## PROBLEM REQUIREMENTS
Scan the entries below and extract each line with the word "enquires" in it.

## SUPPLIED INFORMATION

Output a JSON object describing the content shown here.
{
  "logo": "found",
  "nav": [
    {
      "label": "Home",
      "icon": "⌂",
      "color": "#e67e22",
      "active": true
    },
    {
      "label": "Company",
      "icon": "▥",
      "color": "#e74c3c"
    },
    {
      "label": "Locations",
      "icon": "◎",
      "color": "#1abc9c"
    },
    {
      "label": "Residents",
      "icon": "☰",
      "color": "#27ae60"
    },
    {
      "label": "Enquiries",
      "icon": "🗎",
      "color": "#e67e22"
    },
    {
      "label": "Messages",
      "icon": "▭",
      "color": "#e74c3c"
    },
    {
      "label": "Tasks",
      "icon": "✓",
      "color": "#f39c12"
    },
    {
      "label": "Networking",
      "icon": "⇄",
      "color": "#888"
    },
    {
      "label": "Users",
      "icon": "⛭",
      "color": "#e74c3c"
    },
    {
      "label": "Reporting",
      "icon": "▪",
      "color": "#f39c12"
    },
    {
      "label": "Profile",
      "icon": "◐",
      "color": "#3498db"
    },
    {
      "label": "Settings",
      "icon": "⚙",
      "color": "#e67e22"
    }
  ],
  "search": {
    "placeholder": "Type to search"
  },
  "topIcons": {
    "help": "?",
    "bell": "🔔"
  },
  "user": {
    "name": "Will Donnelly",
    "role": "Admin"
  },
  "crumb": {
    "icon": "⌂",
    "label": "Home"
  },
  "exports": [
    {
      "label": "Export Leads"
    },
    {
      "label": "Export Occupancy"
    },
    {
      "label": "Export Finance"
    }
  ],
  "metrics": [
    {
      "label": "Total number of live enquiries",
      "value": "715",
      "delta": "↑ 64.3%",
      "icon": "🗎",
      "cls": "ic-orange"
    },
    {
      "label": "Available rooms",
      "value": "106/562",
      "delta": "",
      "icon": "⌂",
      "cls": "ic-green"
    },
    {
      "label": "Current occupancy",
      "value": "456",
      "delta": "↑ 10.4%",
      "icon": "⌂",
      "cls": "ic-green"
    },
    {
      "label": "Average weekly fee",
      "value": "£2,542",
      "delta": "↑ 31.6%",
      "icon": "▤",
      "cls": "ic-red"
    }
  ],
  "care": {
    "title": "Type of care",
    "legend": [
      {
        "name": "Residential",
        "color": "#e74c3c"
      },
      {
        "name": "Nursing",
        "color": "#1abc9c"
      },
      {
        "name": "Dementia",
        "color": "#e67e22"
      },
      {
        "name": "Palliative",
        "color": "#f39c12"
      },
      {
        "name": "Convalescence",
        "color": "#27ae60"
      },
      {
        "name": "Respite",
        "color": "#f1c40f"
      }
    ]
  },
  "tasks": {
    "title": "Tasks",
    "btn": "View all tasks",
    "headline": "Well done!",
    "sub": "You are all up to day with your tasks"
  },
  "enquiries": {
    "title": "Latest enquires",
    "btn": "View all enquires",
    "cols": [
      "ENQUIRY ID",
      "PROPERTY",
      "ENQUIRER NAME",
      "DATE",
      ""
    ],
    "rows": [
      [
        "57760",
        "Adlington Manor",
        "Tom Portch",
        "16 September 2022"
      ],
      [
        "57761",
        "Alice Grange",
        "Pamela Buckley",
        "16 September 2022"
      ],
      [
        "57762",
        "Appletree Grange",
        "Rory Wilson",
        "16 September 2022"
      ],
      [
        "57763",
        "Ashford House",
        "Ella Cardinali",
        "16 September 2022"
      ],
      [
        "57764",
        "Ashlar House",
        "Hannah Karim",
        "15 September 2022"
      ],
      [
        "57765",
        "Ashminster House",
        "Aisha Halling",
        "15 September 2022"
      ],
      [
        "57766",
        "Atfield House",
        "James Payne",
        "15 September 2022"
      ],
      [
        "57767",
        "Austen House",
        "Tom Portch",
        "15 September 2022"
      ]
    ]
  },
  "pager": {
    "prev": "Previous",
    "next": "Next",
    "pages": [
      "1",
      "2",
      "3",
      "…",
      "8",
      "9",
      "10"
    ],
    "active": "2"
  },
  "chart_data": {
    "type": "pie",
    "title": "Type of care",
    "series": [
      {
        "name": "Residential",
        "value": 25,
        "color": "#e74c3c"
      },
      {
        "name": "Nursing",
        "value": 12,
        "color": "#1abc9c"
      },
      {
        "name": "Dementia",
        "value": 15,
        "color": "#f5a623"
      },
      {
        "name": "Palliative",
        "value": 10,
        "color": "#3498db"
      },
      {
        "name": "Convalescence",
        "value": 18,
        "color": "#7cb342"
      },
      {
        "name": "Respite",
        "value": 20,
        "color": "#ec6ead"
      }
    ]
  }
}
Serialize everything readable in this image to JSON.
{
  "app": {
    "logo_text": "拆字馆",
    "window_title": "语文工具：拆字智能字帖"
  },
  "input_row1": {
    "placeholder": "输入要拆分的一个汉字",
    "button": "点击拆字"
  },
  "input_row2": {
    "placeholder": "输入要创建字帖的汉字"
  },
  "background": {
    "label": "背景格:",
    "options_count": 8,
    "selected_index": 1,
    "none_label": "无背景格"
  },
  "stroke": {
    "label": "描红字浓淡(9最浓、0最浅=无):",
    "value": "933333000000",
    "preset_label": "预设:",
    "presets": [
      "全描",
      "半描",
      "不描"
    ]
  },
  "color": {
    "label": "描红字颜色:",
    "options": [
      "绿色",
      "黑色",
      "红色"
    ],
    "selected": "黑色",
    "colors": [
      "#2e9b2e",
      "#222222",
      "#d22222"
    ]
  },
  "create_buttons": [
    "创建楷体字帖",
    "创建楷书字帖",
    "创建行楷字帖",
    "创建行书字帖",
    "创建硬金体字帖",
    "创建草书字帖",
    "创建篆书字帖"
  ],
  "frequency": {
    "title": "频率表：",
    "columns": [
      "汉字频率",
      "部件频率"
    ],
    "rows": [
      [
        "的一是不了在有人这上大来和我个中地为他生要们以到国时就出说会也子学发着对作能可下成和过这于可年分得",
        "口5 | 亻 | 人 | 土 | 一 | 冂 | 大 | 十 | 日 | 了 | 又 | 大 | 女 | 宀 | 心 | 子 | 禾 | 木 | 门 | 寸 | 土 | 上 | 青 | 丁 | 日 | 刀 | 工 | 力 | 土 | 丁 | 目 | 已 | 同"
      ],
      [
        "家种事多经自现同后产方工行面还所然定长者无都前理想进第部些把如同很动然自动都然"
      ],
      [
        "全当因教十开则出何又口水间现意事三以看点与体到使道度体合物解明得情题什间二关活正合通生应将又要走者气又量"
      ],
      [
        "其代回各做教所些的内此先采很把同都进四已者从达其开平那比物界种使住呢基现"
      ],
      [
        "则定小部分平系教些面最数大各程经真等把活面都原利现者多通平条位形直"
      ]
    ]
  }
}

## OUTPUT BELOW
    "title": "Latest enquires",
    "btn": "View all enquires",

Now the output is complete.